THE TASK -> What is the count of lines in the listing below that hold the string "this"? Reply with that number alone.

==*==

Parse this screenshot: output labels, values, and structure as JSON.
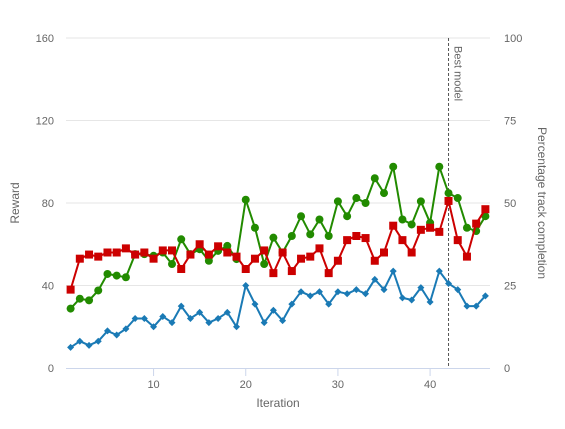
{
  "chart_data": {
    "type": "line",
    "xlabel": "Iteration",
    "ylabel": "Reward",
    "y2label": "Percentage track completion",
    "xlim": [
      0.5,
      46.5
    ],
    "ylim": [
      0,
      160
    ],
    "y2lim": [
      0,
      100
    ],
    "x_ticks": [
      10,
      20,
      30,
      40
    ],
    "y_ticks": [
      0,
      40,
      80,
      120,
      160
    ],
    "y2_ticks": [
      0,
      25,
      50,
      75,
      100
    ],
    "grid": "horizontal",
    "annotation": {
      "x": 42,
      "label": "Best model"
    },
    "series": [
      {
        "color": "#228b00",
        "marker": "circle",
        "axis": "right",
        "x": [
          1,
          2,
          3,
          4,
          5,
          6,
          7,
          8,
          9,
          10,
          11,
          12,
          13,
          14,
          15,
          16,
          17,
          18,
          19,
          20,
          21,
          22,
          23,
          24,
          25,
          26,
          27,
          28,
          29,
          30,
          31,
          32,
          33,
          34,
          35,
          36,
          37,
          38,
          39,
          40,
          41,
          42,
          43,
          44,
          45,
          46
        ],
        "values": [
          18,
          21,
          20.5,
          23.5,
          28.5,
          28,
          27.5,
          34.5,
          34.5,
          34,
          35,
          31.5,
          39,
          34.5,
          36,
          32.5,
          35.5,
          37,
          33,
          51,
          42.5,
          31.5,
          39.5,
          35,
          40,
          46,
          40.5,
          45,
          40,
          50.5,
          46,
          51.5,
          50,
          57.5,
          53,
          61,
          45,
          43.5,
          50.5,
          44,
          61,
          53,
          51.5,
          42.5,
          41.5,
          46
        ]
      },
      {
        "color": "#cc0000",
        "marker": "square",
        "axis": "left",
        "x": [
          1,
          2,
          3,
          4,
          5,
          6,
          7,
          8,
          9,
          10,
          11,
          12,
          13,
          14,
          15,
          16,
          17,
          18,
          19,
          20,
          21,
          22,
          23,
          24,
          25,
          26,
          27,
          28,
          29,
          30,
          31,
          32,
          33,
          34,
          35,
          36,
          37,
          38,
          39,
          40,
          41,
          42,
          43,
          44,
          45,
          46
        ],
        "values": [
          38,
          53,
          55,
          54,
          56,
          56,
          58,
          55,
          56,
          53,
          57,
          57,
          48,
          55,
          60,
          55,
          59,
          56,
          54,
          48,
          53,
          57,
          46,
          56,
          47,
          53,
          54,
          58,
          46,
          52,
          62,
          64,
          63,
          52,
          56,
          69,
          62,
          56,
          67,
          68,
          66,
          81,
          62,
          54,
          70,
          77
        ]
      },
      {
        "color": "#1a7ab5",
        "marker": "diamond",
        "axis": "left",
        "x": [
          1,
          2,
          3,
          4,
          5,
          6,
          7,
          8,
          9,
          10,
          11,
          12,
          13,
          14,
          15,
          16,
          17,
          18,
          19,
          20,
          21,
          22,
          23,
          24,
          25,
          26,
          27,
          28,
          29,
          30,
          31,
          32,
          33,
          34,
          35,
          36,
          37,
          38,
          39,
          40,
          41,
          42,
          43,
          44,
          45,
          46
        ],
        "values": [
          10,
          13,
          11,
          13,
          18,
          16,
          19,
          24,
          24,
          20,
          25,
          22,
          30,
          24,
          27,
          22,
          24,
          27,
          20,
          40,
          31,
          22,
          28,
          23,
          31,
          37,
          35,
          37,
          31,
          37,
          36,
          38,
          36,
          43,
          38,
          47,
          34,
          33,
          39,
          32,
          47,
          41,
          38,
          30,
          30,
          35
        ]
      }
    ]
  }
}
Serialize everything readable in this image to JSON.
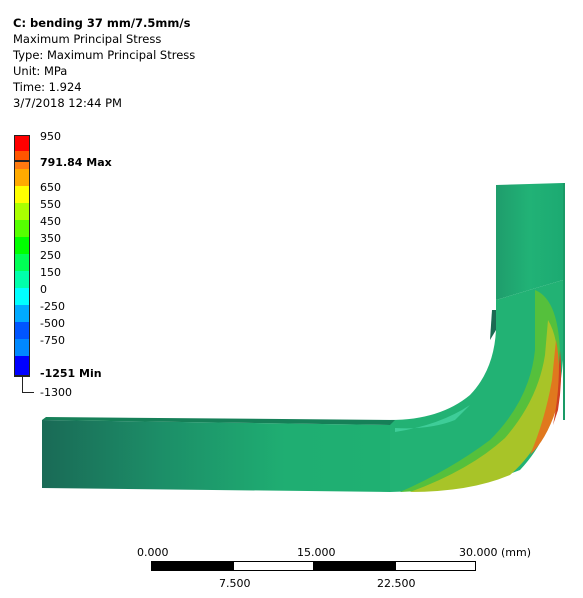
{
  "info": {
    "title": "C: bending 37 mm/7.5mm/s",
    "result": "Maximum Principal Stress",
    "type": "Type: Maximum Principal Stress",
    "unit": "Unit: MPa",
    "time": "Time: 1.924",
    "date": "3/7/2018 12:44 PM"
  },
  "legend": {
    "labels": [
      "950",
      "791.84 Max",
      "650",
      "550",
      "450",
      "350",
      "250",
      "150",
      "0",
      "-250",
      "-500",
      "-750",
      "-1251 Min",
      "-1300"
    ],
    "colors": [
      "#ff0000",
      "#ff5500",
      "#ffaa00",
      "#ffff00",
      "#aaff00",
      "#55ff00",
      "#00ff00",
      "#00ff55",
      "#00ffaa",
      "#00ffff",
      "#00aaff",
      "#0055ff",
      "#0000ff"
    ]
  },
  "scale": {
    "labels_top": [
      "0.000",
      "15.000",
      "30.000 (mm)"
    ],
    "labels_bottom": [
      "7.500",
      "22.500"
    ]
  },
  "model_colors": {
    "body": "#1fb072",
    "dark": "#1b7058",
    "edge": "#178e60",
    "orange": "#e98a1a",
    "yellow": "#c8c82a"
  }
}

==*==

PROBLEM SOLUTION -> 2